Source data:
>>>

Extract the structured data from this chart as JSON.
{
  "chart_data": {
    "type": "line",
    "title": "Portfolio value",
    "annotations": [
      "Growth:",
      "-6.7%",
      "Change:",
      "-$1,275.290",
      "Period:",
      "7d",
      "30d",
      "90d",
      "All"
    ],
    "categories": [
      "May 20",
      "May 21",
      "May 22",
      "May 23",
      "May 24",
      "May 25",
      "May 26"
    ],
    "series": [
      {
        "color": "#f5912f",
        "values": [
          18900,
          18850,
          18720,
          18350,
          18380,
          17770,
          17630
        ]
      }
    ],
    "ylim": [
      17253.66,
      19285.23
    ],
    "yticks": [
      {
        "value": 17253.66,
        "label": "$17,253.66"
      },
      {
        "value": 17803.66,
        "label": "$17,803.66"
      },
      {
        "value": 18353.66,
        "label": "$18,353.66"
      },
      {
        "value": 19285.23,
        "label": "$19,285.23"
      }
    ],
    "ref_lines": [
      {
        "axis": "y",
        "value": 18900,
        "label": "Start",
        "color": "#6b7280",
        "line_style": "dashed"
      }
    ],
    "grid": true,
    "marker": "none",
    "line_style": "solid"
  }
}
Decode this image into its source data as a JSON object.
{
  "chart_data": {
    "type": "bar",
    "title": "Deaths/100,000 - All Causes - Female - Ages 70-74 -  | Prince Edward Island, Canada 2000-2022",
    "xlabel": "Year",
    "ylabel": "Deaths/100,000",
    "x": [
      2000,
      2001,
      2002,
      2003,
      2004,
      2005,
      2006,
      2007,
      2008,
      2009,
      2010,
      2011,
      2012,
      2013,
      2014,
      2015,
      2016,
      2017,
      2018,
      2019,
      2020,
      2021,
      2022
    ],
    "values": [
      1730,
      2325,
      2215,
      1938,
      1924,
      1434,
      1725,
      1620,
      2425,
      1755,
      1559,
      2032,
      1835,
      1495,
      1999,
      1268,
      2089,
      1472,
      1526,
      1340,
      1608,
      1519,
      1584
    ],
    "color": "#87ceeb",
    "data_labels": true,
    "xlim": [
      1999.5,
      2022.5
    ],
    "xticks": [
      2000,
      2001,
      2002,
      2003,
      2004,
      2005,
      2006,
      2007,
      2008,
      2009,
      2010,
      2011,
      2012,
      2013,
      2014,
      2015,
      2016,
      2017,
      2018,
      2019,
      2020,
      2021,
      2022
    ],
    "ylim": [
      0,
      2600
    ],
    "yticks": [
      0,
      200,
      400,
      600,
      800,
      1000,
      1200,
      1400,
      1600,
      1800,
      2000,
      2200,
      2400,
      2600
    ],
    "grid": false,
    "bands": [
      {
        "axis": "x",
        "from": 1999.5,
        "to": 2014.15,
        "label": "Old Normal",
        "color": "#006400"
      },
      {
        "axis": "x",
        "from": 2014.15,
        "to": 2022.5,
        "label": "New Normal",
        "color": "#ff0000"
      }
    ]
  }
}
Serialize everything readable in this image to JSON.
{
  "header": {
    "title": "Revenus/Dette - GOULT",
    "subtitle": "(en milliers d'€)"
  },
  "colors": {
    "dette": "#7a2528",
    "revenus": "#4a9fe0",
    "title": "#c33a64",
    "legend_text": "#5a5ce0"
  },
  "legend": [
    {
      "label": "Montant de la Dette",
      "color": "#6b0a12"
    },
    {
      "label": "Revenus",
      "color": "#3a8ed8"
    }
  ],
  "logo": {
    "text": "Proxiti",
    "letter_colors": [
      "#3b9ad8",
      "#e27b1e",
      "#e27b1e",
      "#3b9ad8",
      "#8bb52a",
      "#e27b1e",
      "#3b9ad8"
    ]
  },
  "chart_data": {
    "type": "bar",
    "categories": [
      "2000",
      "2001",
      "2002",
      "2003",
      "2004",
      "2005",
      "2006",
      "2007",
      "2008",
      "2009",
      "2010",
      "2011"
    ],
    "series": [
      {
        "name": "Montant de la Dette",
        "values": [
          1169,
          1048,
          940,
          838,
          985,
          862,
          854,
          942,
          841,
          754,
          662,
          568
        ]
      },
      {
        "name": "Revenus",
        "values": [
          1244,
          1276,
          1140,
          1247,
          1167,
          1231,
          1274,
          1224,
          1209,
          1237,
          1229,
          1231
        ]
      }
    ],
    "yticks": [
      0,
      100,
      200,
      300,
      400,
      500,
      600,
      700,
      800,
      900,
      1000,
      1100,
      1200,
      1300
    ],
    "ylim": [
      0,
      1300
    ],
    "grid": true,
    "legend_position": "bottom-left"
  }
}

<<<

Transcribe every entry word for word.

Extract the structured data from this chart as JSON.
{
  "chart_data": {
    "type": "line",
    "title": "Portfolio value",
    "annotations": [
      "Growth:",
      "-6.7%",
      "Change:",
      "-$1,275.290",
      "Period:",
      "7d",
      "30d",
      "90d",
      "All"
    ],
    "categories": [
      "May 20",
      "May 21",
      "May 22",
      "May 23",
      "May 24",
      "May 25",
      "May 26"
    ],
    "series": [
      {
        "color": "#f5912f",
        "values": [
          18900,
          18850,
          18720,
          18350,
          18380,
          17770,
          17630
        ]
      }
    ],
    "ylim": [
      17253.66,
      19285.23
    ],
    "yticks": [
      {
        "value": 17253.66,
        "label": "$17,253.66"
      },
      {
        "value": 17803.66,
        "label": "$17,803.66"
      },
      {
        "value": 18353.66,
        "label": "$18,353.66"
      },
      {
        "value": 19285.23,
        "label": "$19,285.23"
      }
    ],
    "ref_lines": [
      {
        "axis": "y",
        "value": 18900,
        "label": "Start",
        "color": "#6b7280",
        "line_style": "dashed"
      }
    ],
    "grid": true,
    "marker": "none",
    "line_style": "solid"
  }
}
Decode this image into its source data as a JSON object.
{
  "chart_data": {
    "type": "bar",
    "title": "Deaths/100,000 - All Causes - Female - Ages 70-74 -  | Prince Edward Island, Canada 2000-2022",
    "xlabel": "Year",
    "ylabel": "Deaths/100,000",
    "x": [
      2000,
      2001,
      2002,
      2003,
      2004,
      2005,
      2006,
      2007,
      2008,
      2009,
      2010,
      2011,
      2012,
      2013,
      2014,
      2015,
      2016,
      2017,
      2018,
      2019,
      2020,
      2021,
      2022
    ],
    "values": [
      1730,
      2325,
      2215,
      1938,
      1924,
      1434,
      1725,
      1620,
      2425,
      1755,
      1559,
      2032,
      1835,
      1495,
      1999,
      1268,
      2089,
      1472,
      1526,
      1340,
      1608,
      1519,
      1584
    ],
    "color": "#87ceeb",
    "data_labels": true,
    "xlim": [
      1999.5,
      2022.5
    ],
    "xticks": [
      2000,
      2001,
      2002,
      2003,
      2004,
      2005,
      2006,
      2007,
      2008,
      2009,
      2010,
      2011,
      2012,
      2013,
      2014,
      2015,
      2016,
      2017,
      2018,
      2019,
      2020,
      2021,
      2022
    ],
    "ylim": [
      0,
      2600
    ],
    "yticks": [
      0,
      200,
      400,
      600,
      800,
      1000,
      1200,
      1400,
      1600,
      1800,
      2000,
      2200,
      2400,
      2600
    ],
    "grid": false,
    "bands": [
      {
        "axis": "x",
        "from": 1999.5,
        "to": 2014.15,
        "label": "Old Normal",
        "color": "#006400"
      },
      {
        "axis": "x",
        "from": 2014.15,
        "to": 2022.5,
        "label": "New Normal",
        "color": "#ff0000"
      }
    ]
  }
}
Serialize everything readable in this image to JSON.
{
  "header": {
    "title": "Revenus/Dette - GOULT",
    "subtitle": "(en milliers d'€)"
  },
  "colors": {
    "dette": "#7a2528",
    "revenus": "#4a9fe0",
    "title": "#c33a64",
    "legend_text": "#5a5ce0"
  },
  "legend": [
    {
      "label": "Montant de la Dette",
      "color": "#6b0a12"
    },
    {
      "label": "Revenus",
      "color": "#3a8ed8"
    }
  ],
  "logo": {
    "text": "Proxiti",
    "letter_colors": [
      "#3b9ad8",
      "#e27b1e",
      "#e27b1e",
      "#3b9ad8",
      "#8bb52a",
      "#e27b1e",
      "#3b9ad8"
    ]
  },
  "chart_data": {
    "type": "bar",
    "categories": [
      "2000",
      "2001",
      "2002",
      "2003",
      "2004",
      "2005",
      "2006",
      "2007",
      "2008",
      "2009",
      "2010",
      "2011"
    ],
    "series": [
      {
        "name": "Montant de la Dette",
        "values": [
          1169,
          1048,
          940,
          838,
          985,
          862,
          854,
          942,
          841,
          754,
          662,
          568
        ]
      },
      {
        "name": "Revenus",
        "values": [
          1244,
          1276,
          1140,
          1247,
          1167,
          1231,
          1274,
          1224,
          1209,
          1237,
          1229,
          1231
        ]
      }
    ],
    "yticks": [
      0,
      100,
      200,
      300,
      400,
      500,
      600,
      700,
      800,
      900,
      1000,
      1100,
      1200,
      1300
    ],
    "ylim": [
      0,
      1300
    ],
    "grid": true,
    "legend_position": "bottom-left"
  }
}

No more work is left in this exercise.